start

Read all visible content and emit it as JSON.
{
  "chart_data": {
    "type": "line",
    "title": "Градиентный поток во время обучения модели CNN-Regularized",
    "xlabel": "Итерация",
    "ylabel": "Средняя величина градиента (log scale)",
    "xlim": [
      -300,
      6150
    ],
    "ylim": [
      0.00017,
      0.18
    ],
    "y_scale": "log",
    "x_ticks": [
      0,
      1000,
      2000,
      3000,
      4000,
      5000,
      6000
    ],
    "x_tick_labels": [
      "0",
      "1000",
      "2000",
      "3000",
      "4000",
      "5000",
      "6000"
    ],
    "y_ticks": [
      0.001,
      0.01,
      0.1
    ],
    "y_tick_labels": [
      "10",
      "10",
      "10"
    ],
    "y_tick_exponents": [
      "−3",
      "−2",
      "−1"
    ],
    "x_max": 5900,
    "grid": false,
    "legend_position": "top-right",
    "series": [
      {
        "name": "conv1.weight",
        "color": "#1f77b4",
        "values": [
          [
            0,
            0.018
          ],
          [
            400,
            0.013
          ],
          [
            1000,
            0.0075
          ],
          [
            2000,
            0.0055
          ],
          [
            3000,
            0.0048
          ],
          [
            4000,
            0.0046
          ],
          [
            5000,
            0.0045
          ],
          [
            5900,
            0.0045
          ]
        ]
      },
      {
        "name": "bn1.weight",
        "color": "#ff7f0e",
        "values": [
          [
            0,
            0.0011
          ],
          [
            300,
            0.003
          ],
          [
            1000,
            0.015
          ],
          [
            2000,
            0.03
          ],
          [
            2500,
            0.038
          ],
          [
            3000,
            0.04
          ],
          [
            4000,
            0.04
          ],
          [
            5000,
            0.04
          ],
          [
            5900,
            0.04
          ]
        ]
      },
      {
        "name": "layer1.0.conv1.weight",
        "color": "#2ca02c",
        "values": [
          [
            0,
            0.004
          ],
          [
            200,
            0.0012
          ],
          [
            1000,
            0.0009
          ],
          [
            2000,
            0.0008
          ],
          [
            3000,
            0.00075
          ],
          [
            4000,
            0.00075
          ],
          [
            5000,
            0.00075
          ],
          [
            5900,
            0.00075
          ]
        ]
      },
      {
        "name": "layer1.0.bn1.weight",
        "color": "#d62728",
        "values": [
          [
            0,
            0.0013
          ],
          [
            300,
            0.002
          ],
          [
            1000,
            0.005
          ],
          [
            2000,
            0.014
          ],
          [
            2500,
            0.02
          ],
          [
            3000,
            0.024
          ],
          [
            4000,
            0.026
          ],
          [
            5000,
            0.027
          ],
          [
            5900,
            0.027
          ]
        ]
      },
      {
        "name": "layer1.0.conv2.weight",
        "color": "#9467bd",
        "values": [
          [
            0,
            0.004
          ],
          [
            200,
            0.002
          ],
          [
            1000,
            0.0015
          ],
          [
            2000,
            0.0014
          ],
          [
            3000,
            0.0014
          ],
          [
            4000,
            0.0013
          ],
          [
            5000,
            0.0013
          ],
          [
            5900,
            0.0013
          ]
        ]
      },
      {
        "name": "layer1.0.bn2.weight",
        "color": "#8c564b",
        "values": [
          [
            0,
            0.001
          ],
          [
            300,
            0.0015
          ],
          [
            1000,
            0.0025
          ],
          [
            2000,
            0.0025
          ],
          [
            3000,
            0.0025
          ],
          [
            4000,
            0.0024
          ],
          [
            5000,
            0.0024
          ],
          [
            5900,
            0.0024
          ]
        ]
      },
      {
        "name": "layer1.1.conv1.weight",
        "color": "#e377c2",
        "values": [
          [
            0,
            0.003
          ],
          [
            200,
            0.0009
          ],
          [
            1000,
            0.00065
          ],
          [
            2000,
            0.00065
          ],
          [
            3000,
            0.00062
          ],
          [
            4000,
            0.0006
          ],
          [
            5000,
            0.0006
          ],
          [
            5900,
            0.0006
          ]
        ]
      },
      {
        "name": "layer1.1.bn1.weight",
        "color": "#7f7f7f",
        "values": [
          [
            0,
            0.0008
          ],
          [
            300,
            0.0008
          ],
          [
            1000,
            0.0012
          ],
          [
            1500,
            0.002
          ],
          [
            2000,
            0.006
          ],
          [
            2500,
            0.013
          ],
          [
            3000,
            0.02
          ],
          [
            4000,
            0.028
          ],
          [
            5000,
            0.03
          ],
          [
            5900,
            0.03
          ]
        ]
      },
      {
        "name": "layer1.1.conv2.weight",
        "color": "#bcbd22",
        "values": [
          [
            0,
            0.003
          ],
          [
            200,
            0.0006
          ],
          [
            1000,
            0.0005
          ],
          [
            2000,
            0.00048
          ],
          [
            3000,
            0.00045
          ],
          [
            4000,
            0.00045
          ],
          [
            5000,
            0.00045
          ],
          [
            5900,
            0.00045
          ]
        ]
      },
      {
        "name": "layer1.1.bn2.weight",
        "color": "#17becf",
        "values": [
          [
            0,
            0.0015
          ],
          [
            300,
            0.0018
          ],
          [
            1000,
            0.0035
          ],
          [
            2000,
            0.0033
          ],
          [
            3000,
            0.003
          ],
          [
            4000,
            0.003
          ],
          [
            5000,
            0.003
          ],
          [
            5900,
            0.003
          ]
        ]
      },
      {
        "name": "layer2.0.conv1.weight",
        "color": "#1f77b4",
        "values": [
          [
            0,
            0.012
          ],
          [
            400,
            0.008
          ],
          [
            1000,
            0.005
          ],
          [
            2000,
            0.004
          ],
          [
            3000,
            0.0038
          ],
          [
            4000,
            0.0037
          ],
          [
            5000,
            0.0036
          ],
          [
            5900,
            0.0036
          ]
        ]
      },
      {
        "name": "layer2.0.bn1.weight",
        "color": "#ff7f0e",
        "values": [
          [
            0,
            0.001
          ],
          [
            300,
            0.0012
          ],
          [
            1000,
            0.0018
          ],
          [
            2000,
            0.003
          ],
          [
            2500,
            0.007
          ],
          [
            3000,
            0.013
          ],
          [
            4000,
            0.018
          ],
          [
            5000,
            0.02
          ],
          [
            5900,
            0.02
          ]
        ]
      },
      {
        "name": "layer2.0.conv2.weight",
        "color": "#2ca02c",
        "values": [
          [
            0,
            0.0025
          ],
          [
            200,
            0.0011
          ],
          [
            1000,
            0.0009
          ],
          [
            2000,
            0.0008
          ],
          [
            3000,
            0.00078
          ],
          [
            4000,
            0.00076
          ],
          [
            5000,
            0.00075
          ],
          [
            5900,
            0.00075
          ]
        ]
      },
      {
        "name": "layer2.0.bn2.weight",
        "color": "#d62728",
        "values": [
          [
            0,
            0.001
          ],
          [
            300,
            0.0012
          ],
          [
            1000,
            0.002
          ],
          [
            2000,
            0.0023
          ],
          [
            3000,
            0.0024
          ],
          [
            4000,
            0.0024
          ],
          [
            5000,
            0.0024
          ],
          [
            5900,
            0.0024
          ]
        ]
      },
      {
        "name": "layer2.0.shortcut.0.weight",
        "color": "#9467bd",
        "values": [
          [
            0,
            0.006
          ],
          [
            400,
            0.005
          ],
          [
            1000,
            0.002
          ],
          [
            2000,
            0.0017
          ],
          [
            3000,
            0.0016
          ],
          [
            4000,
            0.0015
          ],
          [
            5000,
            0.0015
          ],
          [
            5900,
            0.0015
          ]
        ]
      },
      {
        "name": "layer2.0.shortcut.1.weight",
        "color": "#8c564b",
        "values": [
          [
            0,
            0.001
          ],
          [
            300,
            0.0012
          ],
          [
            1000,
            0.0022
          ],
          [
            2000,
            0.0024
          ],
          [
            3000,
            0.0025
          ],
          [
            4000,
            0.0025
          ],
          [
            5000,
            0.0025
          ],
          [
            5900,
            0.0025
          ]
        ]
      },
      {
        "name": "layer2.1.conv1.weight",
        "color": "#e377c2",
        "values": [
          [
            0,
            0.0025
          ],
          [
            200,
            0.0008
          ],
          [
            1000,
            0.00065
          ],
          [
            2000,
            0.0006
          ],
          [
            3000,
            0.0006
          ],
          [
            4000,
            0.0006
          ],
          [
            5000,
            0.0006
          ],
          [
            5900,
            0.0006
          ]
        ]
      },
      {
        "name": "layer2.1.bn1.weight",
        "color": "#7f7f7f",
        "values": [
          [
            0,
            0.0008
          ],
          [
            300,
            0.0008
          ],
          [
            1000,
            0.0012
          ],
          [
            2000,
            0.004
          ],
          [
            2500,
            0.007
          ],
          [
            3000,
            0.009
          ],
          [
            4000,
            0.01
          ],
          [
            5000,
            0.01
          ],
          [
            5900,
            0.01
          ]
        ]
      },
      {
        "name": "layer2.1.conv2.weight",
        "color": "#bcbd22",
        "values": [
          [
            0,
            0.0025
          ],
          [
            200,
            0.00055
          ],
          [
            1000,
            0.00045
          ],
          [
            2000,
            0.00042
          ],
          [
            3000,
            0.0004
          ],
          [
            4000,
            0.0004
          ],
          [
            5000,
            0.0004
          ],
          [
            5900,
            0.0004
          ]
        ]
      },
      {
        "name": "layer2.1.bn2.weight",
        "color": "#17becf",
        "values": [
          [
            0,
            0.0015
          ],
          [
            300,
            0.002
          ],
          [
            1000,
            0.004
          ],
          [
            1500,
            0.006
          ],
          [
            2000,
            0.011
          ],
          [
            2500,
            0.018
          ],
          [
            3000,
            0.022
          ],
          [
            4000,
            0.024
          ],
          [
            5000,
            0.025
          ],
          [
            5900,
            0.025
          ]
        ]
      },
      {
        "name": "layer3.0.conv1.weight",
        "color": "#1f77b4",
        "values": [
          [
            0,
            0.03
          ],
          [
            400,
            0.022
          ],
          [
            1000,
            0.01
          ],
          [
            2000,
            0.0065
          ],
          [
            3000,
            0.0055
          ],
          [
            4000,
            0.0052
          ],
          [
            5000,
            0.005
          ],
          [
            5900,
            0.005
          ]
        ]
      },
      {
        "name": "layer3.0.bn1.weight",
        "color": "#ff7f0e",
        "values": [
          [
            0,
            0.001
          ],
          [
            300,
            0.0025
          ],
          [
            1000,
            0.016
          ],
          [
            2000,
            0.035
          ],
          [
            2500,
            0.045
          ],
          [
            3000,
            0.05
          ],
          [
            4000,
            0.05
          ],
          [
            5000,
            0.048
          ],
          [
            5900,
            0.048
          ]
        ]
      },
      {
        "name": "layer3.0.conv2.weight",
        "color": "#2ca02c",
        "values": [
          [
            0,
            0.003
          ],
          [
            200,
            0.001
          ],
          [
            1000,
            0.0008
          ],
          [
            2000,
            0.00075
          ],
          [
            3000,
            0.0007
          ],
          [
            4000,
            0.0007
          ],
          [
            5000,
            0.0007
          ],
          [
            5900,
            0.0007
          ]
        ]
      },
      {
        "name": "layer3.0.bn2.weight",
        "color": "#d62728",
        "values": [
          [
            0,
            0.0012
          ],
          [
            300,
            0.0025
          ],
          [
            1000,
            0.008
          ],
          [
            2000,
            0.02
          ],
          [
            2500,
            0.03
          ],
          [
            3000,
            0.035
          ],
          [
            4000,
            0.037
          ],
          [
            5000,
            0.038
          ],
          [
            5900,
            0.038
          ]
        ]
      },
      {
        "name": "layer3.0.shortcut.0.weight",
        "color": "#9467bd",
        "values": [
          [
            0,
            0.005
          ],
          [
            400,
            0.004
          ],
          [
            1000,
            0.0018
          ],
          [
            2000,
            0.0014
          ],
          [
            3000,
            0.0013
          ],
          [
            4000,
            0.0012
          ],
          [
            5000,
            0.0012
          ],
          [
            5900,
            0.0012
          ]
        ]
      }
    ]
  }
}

end

(SHORT PROBLEM) Report how many lines in the listing above include the word "shortcut". Give nothing but the number.

(REPLY) 3